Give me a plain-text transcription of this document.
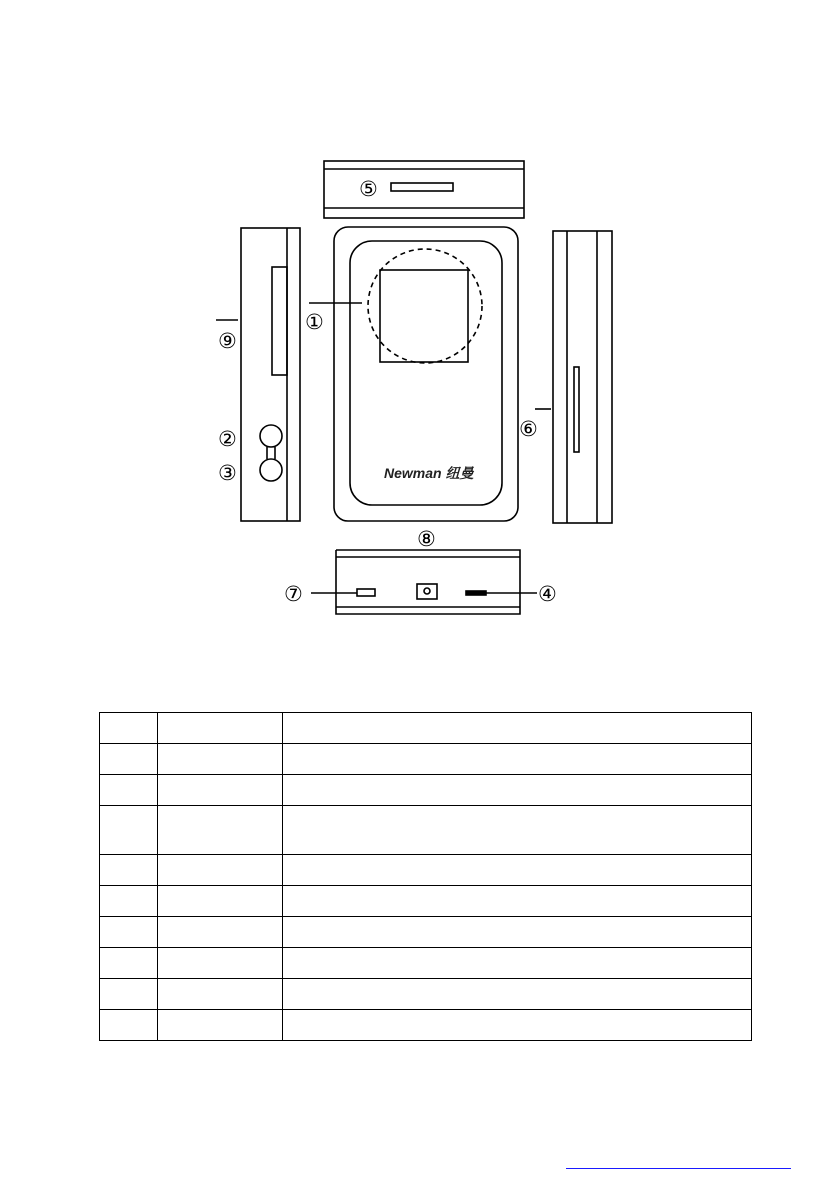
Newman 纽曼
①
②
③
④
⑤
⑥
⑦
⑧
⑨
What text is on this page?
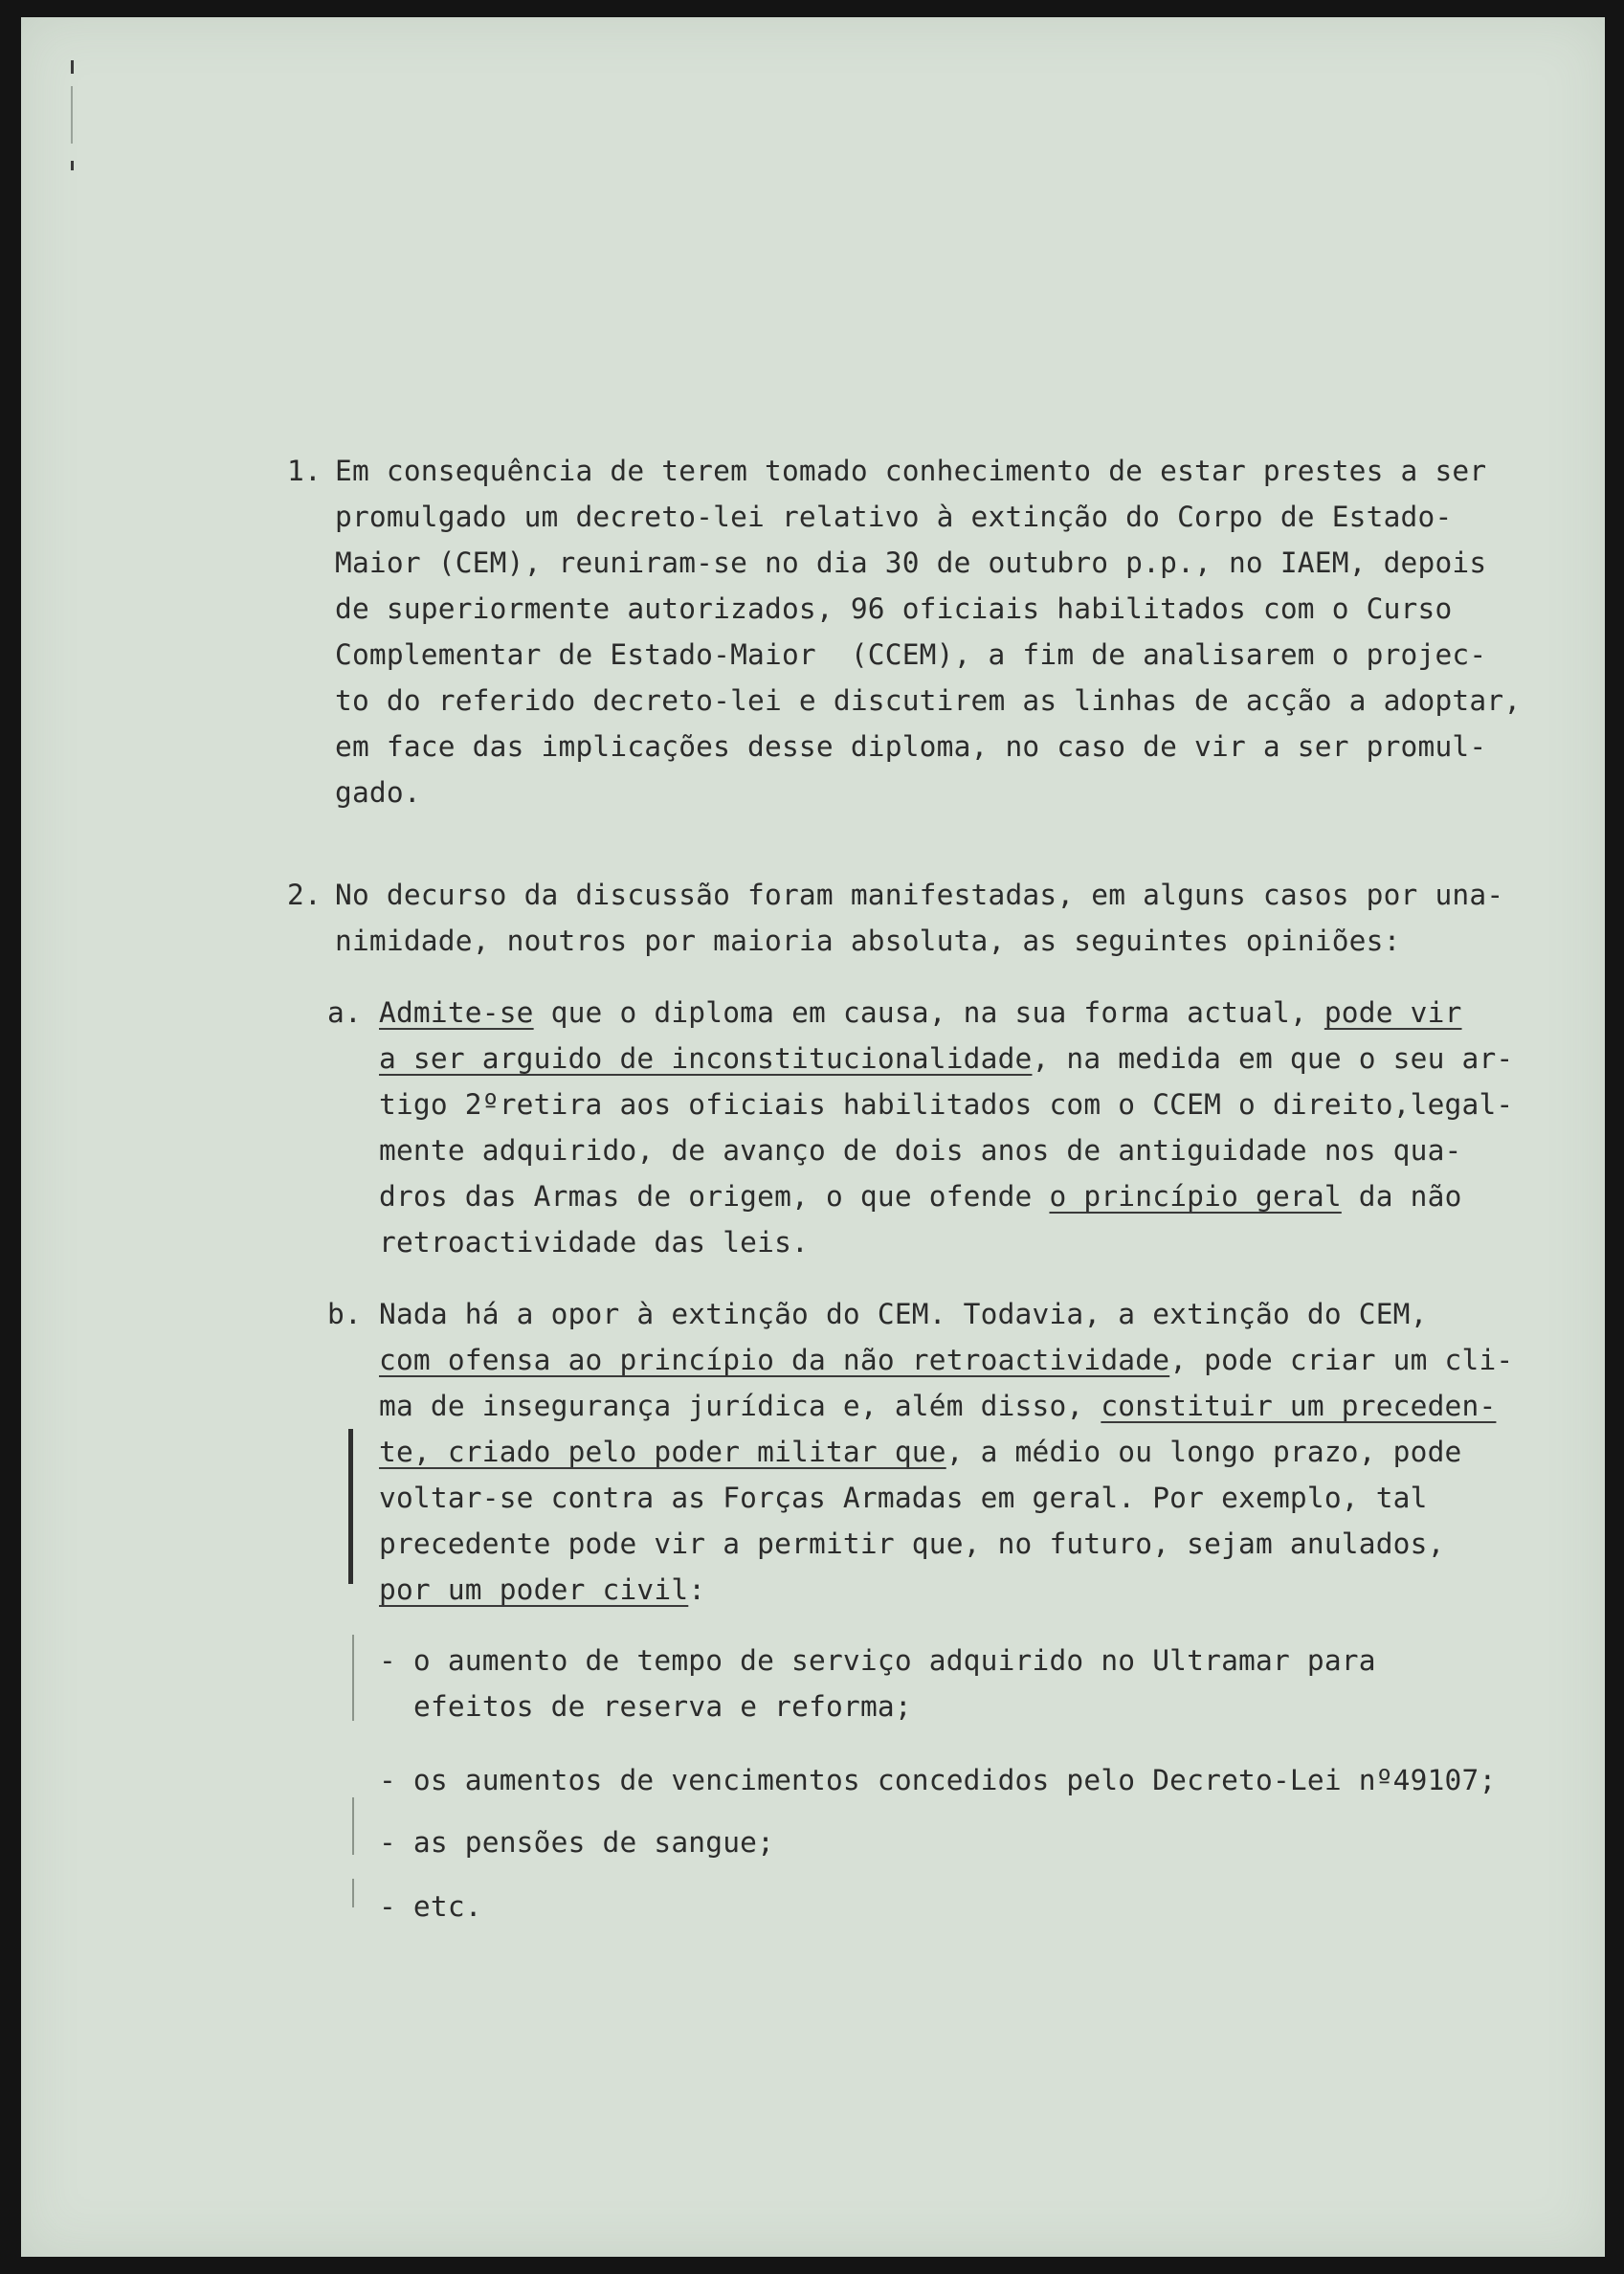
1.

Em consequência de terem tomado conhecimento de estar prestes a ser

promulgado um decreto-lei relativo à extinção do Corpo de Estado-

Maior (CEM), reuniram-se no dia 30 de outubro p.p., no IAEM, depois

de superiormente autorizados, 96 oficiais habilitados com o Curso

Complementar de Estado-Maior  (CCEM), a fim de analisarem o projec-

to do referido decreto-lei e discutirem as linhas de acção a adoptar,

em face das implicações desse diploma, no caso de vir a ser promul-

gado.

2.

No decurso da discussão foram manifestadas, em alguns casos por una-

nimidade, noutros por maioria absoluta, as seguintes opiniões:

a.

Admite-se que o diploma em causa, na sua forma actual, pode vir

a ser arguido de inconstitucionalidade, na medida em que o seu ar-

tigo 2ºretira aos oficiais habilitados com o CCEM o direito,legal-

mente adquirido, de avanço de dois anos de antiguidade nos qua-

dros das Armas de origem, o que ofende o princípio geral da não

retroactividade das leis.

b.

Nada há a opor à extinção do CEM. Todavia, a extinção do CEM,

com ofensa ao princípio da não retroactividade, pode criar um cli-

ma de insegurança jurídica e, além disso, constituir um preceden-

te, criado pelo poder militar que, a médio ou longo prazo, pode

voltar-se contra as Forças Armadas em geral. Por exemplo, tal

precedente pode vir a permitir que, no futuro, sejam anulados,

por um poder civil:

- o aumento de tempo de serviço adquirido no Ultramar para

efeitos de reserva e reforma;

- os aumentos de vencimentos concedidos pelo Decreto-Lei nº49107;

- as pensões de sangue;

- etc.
++++++++
Each entry gets copied exactly; the pictures stay out.

Give me a plain-text transcription of this document.
Newman 纽曼
①
②
③
④
⑤
⑥
⑦
⑧
⑨
What text is on this page?
1.

Em consequência de terem tomado conhecimento de estar prestes a ser

promulgado um decreto-lei relativo à extinção do Corpo de Estado-

Maior (CEM), reuniram-se no dia 30 de outubro p.p., no IAEM, depois

de superiormente autorizados, 96 oficiais habilitados com o Curso

Complementar de Estado-Maior  (CCEM), a fim de analisarem o projec-

to do referido decreto-lei e discutirem as linhas de acção a adoptar,

em face das implicações desse diploma, no caso de vir a ser promul-

gado.

2.

No decurso da discussão foram manifestadas, em alguns casos por una-

nimidade, noutros por maioria absoluta, as seguintes opiniões:

a.

Admite-se que o diploma em causa, na sua forma actual, pode vir

a ser arguido de inconstitucionalidade, na medida em que o seu ar-

tigo 2ºretira aos oficiais habilitados com o CCEM o direito,legal-

mente adquirido, de avanço de dois anos de antiguidade nos qua-

dros das Armas de origem, o que ofende o princípio geral da não

retroactividade das leis.

b.

Nada há a opor à extinção do CEM. Todavia, a extinção do CEM,

com ofensa ao princípio da não retroactividade, pode criar um cli-

ma de insegurança jurídica e, além disso, constituir um preceden-

te, criado pelo poder militar que, a médio ou longo prazo, pode

voltar-se contra as Forças Armadas em geral. Por exemplo, tal

precedente pode vir a permitir que, no futuro, sejam anulados,

por um poder civil:

- o aumento de tempo de serviço adquirido no Ultramar para

efeitos de reserva e reforma;

- os aumentos de vencimentos concedidos pelo Decreto-Lei nº49107;

- as pensões de sangue;

- etc.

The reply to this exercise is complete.